**Written exercise**. From the entries below, count the lines with "ball". Write only the count.

(Stored entries)
###
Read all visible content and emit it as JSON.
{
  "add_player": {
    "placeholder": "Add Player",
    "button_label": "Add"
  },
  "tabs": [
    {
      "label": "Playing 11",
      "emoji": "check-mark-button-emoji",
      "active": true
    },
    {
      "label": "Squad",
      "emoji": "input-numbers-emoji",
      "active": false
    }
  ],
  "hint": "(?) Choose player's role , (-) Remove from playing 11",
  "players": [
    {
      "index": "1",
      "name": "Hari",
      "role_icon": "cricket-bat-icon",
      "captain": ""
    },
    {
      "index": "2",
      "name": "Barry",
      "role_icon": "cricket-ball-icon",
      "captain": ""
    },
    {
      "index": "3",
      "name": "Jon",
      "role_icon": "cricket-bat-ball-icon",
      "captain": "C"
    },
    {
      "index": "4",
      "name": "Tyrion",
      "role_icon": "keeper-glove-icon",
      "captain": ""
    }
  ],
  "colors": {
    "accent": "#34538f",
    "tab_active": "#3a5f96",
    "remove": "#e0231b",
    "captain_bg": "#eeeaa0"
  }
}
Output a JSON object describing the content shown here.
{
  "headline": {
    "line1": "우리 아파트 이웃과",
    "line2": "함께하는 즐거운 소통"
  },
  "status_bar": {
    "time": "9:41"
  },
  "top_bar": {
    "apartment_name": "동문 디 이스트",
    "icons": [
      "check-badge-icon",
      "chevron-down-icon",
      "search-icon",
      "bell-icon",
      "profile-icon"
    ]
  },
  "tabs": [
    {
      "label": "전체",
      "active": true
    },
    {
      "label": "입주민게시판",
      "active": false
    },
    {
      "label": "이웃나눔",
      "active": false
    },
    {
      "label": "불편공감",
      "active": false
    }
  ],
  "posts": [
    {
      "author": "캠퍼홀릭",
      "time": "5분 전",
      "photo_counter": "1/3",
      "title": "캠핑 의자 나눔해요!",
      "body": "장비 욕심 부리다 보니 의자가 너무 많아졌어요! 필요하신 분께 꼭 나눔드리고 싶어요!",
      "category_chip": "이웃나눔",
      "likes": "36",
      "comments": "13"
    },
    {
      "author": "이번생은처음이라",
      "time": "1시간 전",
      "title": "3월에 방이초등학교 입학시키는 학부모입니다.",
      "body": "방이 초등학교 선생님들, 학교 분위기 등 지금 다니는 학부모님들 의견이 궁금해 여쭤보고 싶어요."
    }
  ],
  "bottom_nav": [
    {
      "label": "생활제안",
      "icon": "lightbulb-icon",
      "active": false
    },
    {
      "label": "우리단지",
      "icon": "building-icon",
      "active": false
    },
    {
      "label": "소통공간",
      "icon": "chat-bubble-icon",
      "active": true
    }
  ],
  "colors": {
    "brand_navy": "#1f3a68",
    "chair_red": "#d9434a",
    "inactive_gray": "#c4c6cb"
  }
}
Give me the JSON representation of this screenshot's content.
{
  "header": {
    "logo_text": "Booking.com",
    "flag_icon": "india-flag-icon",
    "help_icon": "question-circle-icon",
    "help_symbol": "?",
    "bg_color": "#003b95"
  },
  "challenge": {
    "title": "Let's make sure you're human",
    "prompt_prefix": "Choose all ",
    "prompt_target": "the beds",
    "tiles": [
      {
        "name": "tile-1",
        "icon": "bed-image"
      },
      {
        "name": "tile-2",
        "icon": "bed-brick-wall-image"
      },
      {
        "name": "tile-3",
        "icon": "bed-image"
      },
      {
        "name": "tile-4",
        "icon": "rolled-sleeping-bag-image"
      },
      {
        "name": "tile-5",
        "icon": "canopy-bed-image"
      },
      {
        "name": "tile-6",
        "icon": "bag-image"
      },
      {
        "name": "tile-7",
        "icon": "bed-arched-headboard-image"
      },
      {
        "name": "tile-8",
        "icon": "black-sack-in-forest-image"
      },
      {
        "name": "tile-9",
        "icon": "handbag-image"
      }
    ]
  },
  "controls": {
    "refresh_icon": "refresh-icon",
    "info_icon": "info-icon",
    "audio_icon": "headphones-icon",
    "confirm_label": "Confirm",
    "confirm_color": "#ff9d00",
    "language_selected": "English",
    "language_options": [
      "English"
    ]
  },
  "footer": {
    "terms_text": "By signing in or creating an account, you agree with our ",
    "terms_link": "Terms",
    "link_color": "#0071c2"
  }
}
###
**Answer to the exercise**. 2